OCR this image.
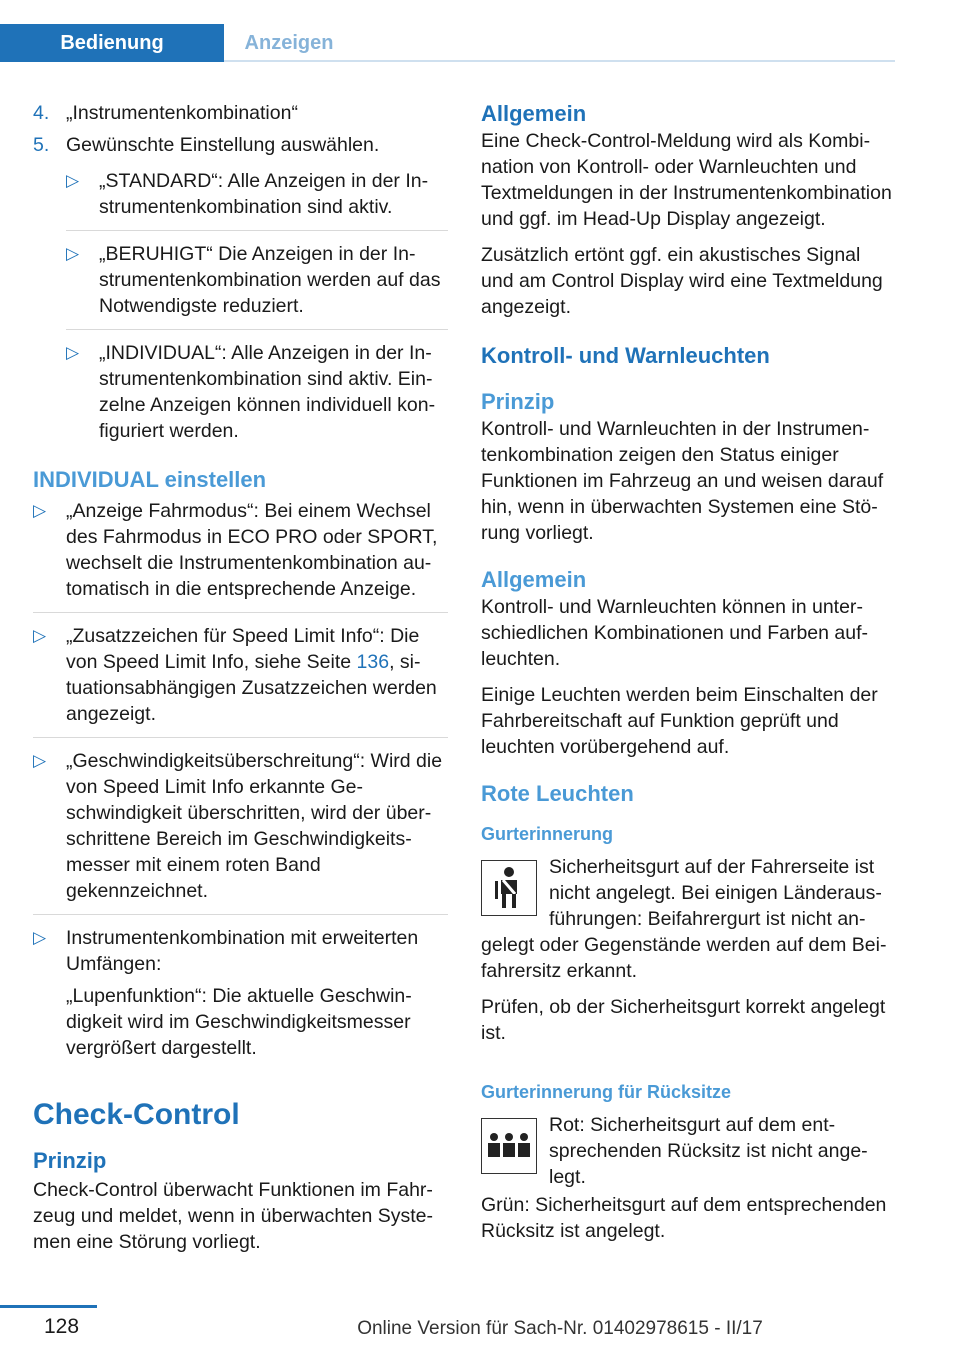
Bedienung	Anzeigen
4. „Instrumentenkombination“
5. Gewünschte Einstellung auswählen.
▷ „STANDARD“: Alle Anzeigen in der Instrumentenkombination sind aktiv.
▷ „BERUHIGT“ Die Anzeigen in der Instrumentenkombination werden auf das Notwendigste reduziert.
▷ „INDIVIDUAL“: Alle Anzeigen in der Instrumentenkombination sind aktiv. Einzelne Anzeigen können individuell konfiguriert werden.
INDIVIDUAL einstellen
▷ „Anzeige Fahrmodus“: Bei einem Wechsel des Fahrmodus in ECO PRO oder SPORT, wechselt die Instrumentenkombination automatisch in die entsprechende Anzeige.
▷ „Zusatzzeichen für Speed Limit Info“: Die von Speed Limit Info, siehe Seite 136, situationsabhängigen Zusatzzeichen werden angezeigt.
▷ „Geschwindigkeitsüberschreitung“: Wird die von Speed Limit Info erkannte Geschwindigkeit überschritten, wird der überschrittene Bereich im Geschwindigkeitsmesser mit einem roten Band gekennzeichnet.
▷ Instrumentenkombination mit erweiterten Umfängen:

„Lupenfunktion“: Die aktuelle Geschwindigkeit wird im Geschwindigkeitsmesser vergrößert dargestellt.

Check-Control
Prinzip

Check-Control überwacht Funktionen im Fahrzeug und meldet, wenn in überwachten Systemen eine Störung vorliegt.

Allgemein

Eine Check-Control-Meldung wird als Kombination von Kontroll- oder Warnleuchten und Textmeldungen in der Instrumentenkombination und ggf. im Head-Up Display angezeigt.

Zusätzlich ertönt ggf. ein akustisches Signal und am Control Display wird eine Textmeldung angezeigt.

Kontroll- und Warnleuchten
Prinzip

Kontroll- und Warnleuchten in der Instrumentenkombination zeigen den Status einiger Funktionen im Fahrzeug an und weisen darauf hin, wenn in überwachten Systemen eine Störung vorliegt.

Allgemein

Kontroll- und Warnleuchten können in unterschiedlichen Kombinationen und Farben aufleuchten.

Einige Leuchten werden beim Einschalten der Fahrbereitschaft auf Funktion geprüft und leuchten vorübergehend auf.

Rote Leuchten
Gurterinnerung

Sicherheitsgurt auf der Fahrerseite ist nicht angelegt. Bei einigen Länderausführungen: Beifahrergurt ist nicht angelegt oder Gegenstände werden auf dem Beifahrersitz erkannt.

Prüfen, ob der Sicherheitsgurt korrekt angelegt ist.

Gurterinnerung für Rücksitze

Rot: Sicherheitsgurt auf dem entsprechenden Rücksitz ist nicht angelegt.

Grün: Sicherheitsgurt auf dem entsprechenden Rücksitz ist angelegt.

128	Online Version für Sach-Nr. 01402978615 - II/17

· · ·

▸ **Task description**
Without the pictures, print the whole listing exactly as given.

▸ **Response**
OCR this image.
Bedienung	Anzeigen
4. „Instrumentenkombination“
5. Gewünschte Einstellung auswählen.
▷ „STANDARD“: Alle Anzeigen in der Instrumentenkombination sind aktiv.
▷ „BERUHIGT“ Die Anzeigen in der Instrumentenkombination werden auf das Notwendigste reduziert.
▷ „INDIVIDUAL“: Alle Anzeigen in der Instrumentenkombination sind aktiv. Einzelne Anzeigen können individuell konfiguriert werden.
INDIVIDUAL einstellen
▷ „Anzeige Fahrmodus“: Bei einem Wechsel des Fahrmodus in ECO PRO oder SPORT, wechselt die Instrumentenkombination automatisch in die entsprechende Anzeige.
▷ „Zusatzzeichen für Speed Limit Info“: Die von Speed Limit Info, siehe Seite 136, situationsabhängigen Zusatzzeichen werden angezeigt.
▷ „Geschwindigkeitsüberschreitung“: Wird die von Speed Limit Info erkannte Geschwindigkeit überschritten, wird der überschrittene Bereich im Geschwindigkeitsmesser mit einem roten Band gekennzeichnet.
▷ Instrumentenkombination mit erweiterten Umfängen:

„Lupenfunktion“: Die aktuelle Geschwindigkeit wird im Geschwindigkeitsmesser vergrößert dargestellt.

Check-Control
Prinzip

Check-Control überwacht Funktionen im Fahrzeug und meldet, wenn in überwachten Systemen eine Störung vorliegt.

Allgemein

Eine Check-Control-Meldung wird als Kombination von Kontroll- oder Warnleuchten und Textmeldungen in der Instrumentenkombination und ggf. im Head-Up Display angezeigt.

Zusätzlich ertönt ggf. ein akustisches Signal und am Control Display wird eine Textmeldung angezeigt.

Kontroll- und Warnleuchten
Prinzip

Kontroll- und Warnleuchten in der Instrumentenkombination zeigen den Status einiger Funktionen im Fahrzeug an und weisen darauf hin, wenn in überwachten Systemen eine Störung vorliegt.

Allgemein

Kontroll- und Warnleuchten können in unterschiedlichen Kombinationen und Farben aufleuchten.

Einige Leuchten werden beim Einschalten der Fahrbereitschaft auf Funktion geprüft und leuchten vorübergehend auf.

Rote Leuchten
Gurterinnerung

Sicherheitsgurt auf der Fahrerseite ist nicht angelegt. Bei einigen Länderausführungen: Beifahrergurt ist nicht angelegt oder Gegenstände werden auf dem Beifahrersitz erkannt.

Prüfen, ob der Sicherheitsgurt korrekt angelegt ist.

Gurterinnerung für Rücksitze

Rot: Sicherheitsgurt auf dem entsprechenden Rücksitz ist nicht angelegt.

Grün: Sicherheitsgurt auf dem entsprechenden Rücksitz ist angelegt.

128	Online Version für Sach-Nr. 01402978615 - II/17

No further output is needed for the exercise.